[Stored data]
+ + + + +

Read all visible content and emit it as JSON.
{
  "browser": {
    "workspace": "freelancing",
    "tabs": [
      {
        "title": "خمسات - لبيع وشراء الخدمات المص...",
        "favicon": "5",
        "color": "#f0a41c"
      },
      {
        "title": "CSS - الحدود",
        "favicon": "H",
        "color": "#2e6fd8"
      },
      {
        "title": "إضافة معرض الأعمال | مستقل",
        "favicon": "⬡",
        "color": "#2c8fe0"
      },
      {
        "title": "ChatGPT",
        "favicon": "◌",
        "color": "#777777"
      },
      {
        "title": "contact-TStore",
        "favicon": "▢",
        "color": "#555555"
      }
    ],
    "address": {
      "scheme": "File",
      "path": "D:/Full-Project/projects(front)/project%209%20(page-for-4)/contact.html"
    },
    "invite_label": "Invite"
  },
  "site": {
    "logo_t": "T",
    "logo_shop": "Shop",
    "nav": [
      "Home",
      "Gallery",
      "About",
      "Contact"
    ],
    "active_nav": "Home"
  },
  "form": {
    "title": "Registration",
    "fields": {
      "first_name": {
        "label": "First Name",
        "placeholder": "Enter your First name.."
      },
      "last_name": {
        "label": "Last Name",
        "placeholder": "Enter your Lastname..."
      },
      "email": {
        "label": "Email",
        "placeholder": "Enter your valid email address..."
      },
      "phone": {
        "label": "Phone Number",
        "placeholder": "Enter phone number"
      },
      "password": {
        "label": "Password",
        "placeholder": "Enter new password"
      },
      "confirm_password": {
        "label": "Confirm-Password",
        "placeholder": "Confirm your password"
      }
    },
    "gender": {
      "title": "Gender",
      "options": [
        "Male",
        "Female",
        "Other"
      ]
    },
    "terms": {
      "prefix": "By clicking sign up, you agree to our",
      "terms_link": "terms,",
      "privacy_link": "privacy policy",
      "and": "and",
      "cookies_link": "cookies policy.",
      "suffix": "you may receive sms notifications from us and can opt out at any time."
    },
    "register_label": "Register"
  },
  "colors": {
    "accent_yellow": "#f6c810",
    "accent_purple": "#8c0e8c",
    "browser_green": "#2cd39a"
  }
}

+ + + + +

* _Work to complete_
Copy down the whole of the data above, matching it exactly.

* _Solution to the problem_
Read all visible content and emit it as JSON.
{
  "browser": {
    "workspace": "freelancing",
    "tabs": [
      {
        "title": "خمسات - لبيع وشراء الخدمات المص...",
        "favicon": "5",
        "color": "#f0a41c"
      },
      {
        "title": "CSS - الحدود",
        "favicon": "H",
        "color": "#2e6fd8"
      },
      {
        "title": "إضافة معرض الأعمال | مستقل",
        "favicon": "⬡",
        "color": "#2c8fe0"
      },
      {
        "title": "ChatGPT",
        "favicon": "◌",
        "color": "#777777"
      },
      {
        "title": "contact-TStore",
        "favicon": "▢",
        "color": "#555555"
      }
    ],
    "address": {
      "scheme": "File",
      "path": "D:/Full-Project/projects(front)/project%209%20(page-for-4)/contact.html"
    },
    "invite_label": "Invite"
  },
  "site": {
    "logo_t": "T",
    "logo_shop": "Shop",
    "nav": [
      "Home",
      "Gallery",
      "About",
      "Contact"
    ],
    "active_nav": "Home"
  },
  "form": {
    "title": "Registration",
    "fields": {
      "first_name": {
        "label": "First Name",
        "placeholder": "Enter your First name.."
      },
      "last_name": {
        "label": "Last Name",
        "placeholder": "Enter your Lastname..."
      },
      "email": {
        "label": "Email",
        "placeholder": "Enter your valid email address..."
      },
      "phone": {
        "label": "Phone Number",
        "placeholder": "Enter phone number"
      },
      "password": {
        "label": "Password",
        "placeholder": "Enter new password"
      },
      "confirm_password": {
        "label": "Confirm-Password",
        "placeholder": "Confirm your password"
      }
    },
    "gender": {
      "title": "Gender",
      "options": [
        "Male",
        "Female",
        "Other"
      ]
    },
    "terms": {
      "prefix": "By clicking sign up, you agree to our",
      "terms_link": "terms,",
      "privacy_link": "privacy policy",
      "and": "and",
      "cookies_link": "cookies policy.",
      "suffix": "you may receive sms notifications from us and can opt out at any time."
    },
    "register_label": "Register"
  },
  "colors": {
    "accent_yellow": "#f6c810",
    "accent_purple": "#8c0e8c",
    "browser_green": "#2cd39a"
  }
}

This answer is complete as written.